## [Task instructions]
Write out each line of the listing as it stands, without the images.
::: Entries shown
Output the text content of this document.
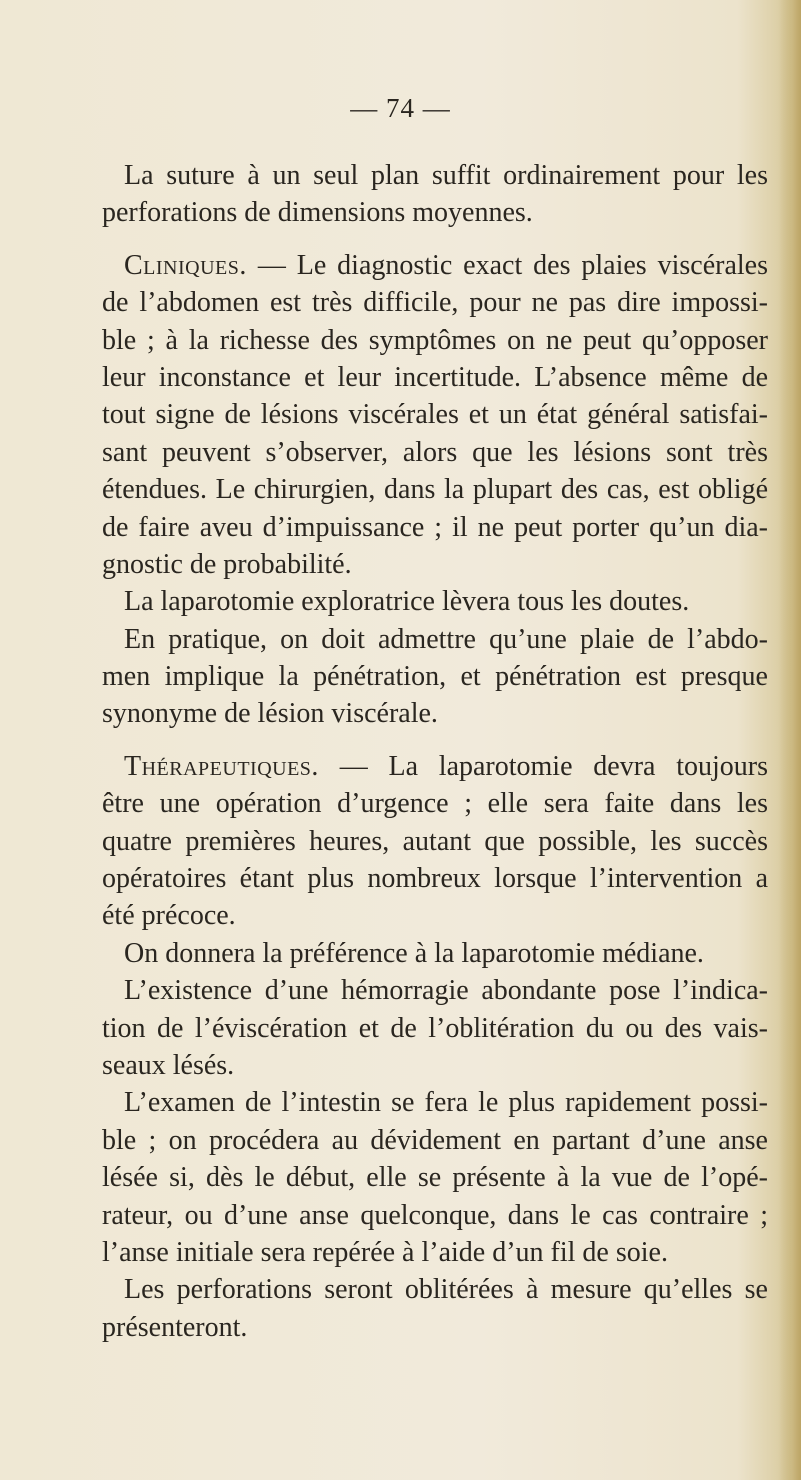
— 74 —
La suture à un seul plan suffit ordinairement pour les
perforations de dimensions moyennes.
Cliniques. — Le diagnostic exact des plaies viscérales
de l’abdomen est très difficile, pour ne pas dire impossi-
ble ; à la richesse des symptômes on ne peut qu’opposer
leur inconstance et leur incertitude. L’absence même de
tout signe de lésions viscérales et un état général satisfai-
sant peuvent s’observer, alors que les lésions sont très
étendues. Le chirurgien, dans la plupart des cas, est obligé
de faire aveu d’impuissance ; il ne peut porter qu’un dia-
gnostic de probabilité.
La laparotomie exploratrice lèvera tous les doutes.
En pratique, on doit admettre qu’une plaie de l’abdo-
men implique la pénétration, et pénétration est presque
synonyme de lésion viscérale.
Thérapeutiques. — La laparotomie devra toujours
être une opération d’urgence ; elle sera faite dans les
quatre premières heures, autant que possible, les succès
opératoires étant plus nombreux lorsque l’intervention a
été précoce.
On donnera la préférence à la laparotomie médiane.
L’existence d’une hémorragie abondante pose l’indica-
tion de l’éviscération et de l’oblitération du ou des vais-
seaux lésés.
L’examen de l’intestin se fera le plus rapidement possi-
ble ; on procédera au dévidement en partant d’une anse
lésée si, dès le début, elle se présente à la vue de l’opé-
rateur, ou d’une anse quelconque, dans le cas contraire ;
l’anse initiale sera repérée à l’aide d’un fil de soie.
Les perforations seront oblitérées à mesure qu’elles se
présenteront.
::::::
## [Task answer]
Output the text content of this document.
— 74 —
La suture à un seul plan suffit ordinairement pour les
perforations de dimensions moyennes.
Cliniques. — Le diagnostic exact des plaies viscérales
de l’abdomen est très difficile, pour ne pas dire impossi-
ble ; à la richesse des symptômes on ne peut qu’opposer
leur inconstance et leur incertitude. L’absence même de
tout signe de lésions viscérales et un état général satisfai-
sant peuvent s’observer, alors que les lésions sont très
étendues. Le chirurgien, dans la plupart des cas, est obligé
de faire aveu d’impuissance ; il ne peut porter qu’un dia-
gnostic de probabilité.
La laparotomie exploratrice lèvera tous les doutes.
En pratique, on doit admettre qu’une plaie de l’abdo-
men implique la pénétration, et pénétration est presque
synonyme de lésion viscérale.
Thérapeutiques. — La laparotomie devra toujours
être une opération d’urgence ; elle sera faite dans les
quatre premières heures, autant que possible, les succès
opératoires étant plus nombreux lorsque l’intervention a
été précoce.
On donnera la préférence à la laparotomie médiane.
L’existence d’une hémorragie abondante pose l’indica-
tion de l’éviscération et de l’oblitération du ou des vais-
seaux lésés.
L’examen de l’intestin se fera le plus rapidement possi-
ble ; on procédera au dévidement en partant d’une anse
lésée si, dès le début, elle se présente à la vue de l’opé-
rateur, ou d’une anse quelconque, dans le cas contraire ;
l’anse initiale sera repérée à l’aide d’un fil de soie.
Les perforations seront oblitérées à mesure qu’elles se
présenteront.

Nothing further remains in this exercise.